EXERCISE DIRECTIONS - Wherever the string "mantissa" appears in a line, extract that line.

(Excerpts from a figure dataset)
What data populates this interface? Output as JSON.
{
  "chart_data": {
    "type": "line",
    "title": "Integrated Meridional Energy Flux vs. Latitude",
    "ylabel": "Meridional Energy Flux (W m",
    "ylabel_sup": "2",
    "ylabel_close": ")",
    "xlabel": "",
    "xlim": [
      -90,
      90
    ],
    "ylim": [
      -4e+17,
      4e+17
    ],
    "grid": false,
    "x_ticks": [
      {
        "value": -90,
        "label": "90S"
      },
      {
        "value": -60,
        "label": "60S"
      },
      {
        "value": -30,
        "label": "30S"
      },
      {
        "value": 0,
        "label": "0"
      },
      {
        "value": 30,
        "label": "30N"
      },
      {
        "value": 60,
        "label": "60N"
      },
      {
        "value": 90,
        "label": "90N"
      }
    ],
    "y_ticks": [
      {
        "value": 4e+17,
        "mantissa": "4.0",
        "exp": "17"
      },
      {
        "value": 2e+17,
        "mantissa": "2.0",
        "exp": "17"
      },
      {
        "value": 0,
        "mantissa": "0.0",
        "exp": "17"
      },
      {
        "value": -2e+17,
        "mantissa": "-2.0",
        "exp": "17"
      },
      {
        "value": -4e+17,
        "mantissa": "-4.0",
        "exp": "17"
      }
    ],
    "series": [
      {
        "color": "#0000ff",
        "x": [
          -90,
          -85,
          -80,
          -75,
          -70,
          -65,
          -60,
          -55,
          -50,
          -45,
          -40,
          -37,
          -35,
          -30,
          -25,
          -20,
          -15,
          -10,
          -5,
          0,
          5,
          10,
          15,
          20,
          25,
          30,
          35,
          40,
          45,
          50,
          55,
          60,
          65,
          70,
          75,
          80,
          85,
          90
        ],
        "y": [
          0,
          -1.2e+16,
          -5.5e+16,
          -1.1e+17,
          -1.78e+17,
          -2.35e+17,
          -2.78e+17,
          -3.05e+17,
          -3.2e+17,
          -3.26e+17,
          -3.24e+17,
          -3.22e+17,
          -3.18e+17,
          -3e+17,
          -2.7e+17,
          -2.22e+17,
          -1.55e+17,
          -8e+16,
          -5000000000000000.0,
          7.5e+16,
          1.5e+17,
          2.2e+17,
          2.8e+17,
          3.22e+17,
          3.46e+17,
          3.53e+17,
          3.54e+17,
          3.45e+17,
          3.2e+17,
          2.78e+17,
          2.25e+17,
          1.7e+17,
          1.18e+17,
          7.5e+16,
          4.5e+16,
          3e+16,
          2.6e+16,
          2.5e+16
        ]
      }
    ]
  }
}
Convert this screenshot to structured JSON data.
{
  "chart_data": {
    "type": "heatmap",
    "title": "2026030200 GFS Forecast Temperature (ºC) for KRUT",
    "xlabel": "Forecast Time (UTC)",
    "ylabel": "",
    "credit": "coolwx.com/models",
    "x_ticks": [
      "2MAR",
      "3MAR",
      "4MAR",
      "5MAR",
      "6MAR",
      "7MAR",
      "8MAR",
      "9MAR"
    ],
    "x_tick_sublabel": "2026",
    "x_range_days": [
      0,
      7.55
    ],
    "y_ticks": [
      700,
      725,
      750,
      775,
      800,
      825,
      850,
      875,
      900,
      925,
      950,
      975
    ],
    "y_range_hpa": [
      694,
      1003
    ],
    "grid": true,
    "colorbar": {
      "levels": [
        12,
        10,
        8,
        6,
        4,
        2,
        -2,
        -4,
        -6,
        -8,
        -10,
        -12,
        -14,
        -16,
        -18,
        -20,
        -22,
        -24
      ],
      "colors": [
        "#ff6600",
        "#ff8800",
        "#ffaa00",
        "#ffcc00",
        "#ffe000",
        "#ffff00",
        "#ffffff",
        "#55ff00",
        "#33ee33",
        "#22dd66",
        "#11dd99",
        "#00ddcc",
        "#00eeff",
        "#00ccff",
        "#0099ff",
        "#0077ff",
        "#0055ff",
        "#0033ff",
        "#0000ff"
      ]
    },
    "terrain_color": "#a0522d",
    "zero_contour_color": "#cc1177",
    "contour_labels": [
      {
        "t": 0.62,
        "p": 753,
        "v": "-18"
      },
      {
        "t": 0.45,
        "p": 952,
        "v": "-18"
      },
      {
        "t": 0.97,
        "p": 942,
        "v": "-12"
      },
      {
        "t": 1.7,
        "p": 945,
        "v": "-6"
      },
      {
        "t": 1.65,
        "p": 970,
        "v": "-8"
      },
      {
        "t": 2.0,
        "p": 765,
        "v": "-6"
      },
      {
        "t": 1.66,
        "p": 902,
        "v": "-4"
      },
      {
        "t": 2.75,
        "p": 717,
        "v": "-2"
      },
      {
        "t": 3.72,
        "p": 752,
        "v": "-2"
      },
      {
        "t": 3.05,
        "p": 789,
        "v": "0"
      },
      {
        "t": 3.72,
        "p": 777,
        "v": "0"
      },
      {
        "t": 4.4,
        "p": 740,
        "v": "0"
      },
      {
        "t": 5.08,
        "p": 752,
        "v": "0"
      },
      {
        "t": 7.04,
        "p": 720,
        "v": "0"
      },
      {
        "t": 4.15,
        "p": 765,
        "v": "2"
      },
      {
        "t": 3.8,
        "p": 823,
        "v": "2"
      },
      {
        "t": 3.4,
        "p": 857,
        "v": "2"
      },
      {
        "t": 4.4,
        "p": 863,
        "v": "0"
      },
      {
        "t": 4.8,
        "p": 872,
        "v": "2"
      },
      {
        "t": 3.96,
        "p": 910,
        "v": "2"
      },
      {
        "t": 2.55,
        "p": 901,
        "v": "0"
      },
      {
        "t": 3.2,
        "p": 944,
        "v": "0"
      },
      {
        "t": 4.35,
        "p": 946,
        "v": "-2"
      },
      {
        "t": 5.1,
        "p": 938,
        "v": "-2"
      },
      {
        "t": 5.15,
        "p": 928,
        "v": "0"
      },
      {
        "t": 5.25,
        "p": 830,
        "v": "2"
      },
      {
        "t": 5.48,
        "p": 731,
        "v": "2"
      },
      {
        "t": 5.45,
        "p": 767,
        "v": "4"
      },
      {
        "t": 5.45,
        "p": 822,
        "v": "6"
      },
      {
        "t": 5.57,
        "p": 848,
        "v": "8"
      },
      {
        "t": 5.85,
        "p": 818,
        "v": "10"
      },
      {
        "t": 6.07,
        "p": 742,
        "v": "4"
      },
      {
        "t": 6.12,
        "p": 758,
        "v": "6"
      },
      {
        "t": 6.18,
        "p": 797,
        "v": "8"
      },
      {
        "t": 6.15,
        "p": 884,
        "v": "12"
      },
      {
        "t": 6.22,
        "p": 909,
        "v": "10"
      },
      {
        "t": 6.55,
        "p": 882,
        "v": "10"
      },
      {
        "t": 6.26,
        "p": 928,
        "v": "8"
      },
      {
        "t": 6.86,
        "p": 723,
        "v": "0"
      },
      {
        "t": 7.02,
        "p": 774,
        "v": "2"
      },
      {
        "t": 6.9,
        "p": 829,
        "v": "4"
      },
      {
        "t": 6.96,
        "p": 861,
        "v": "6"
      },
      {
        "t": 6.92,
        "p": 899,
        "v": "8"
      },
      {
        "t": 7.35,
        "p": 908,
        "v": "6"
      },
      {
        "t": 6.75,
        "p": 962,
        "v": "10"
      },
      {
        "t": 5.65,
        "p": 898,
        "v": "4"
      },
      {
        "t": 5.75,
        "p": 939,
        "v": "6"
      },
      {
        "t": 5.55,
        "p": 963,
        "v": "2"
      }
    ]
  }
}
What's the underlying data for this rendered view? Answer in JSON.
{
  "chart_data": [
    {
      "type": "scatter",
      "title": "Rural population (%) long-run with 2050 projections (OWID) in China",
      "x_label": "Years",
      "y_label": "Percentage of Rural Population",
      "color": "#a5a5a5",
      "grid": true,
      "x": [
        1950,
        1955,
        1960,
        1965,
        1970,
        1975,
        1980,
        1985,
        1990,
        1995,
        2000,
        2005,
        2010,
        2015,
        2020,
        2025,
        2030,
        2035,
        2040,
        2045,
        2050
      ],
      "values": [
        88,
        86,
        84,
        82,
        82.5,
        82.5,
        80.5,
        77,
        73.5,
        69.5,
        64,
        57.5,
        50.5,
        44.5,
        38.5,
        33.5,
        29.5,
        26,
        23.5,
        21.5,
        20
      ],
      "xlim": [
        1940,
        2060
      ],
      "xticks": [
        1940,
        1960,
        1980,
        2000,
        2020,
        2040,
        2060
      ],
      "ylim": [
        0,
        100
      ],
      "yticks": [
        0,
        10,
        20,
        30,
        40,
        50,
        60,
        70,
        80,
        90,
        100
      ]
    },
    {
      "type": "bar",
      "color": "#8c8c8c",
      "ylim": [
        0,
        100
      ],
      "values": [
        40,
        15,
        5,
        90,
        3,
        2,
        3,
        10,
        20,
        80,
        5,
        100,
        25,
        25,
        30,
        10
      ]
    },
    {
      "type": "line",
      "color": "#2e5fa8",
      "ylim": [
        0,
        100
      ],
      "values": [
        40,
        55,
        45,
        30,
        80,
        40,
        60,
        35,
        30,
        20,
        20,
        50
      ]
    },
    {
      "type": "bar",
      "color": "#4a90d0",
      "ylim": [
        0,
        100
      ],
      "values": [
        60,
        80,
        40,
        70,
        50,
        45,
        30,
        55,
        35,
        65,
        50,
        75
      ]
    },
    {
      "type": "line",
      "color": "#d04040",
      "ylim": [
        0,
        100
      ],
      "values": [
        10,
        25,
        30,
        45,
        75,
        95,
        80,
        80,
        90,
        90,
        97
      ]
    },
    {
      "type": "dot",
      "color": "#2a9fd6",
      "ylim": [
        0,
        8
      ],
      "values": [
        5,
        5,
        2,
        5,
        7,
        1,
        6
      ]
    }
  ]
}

EXPECTED OUTPUT -
        "mantissa": "4.0",
        "mantissa": "2.0",
        "mantissa": "0.0",
        "mantissa": "-2.0",
        "mantissa": "-4.0",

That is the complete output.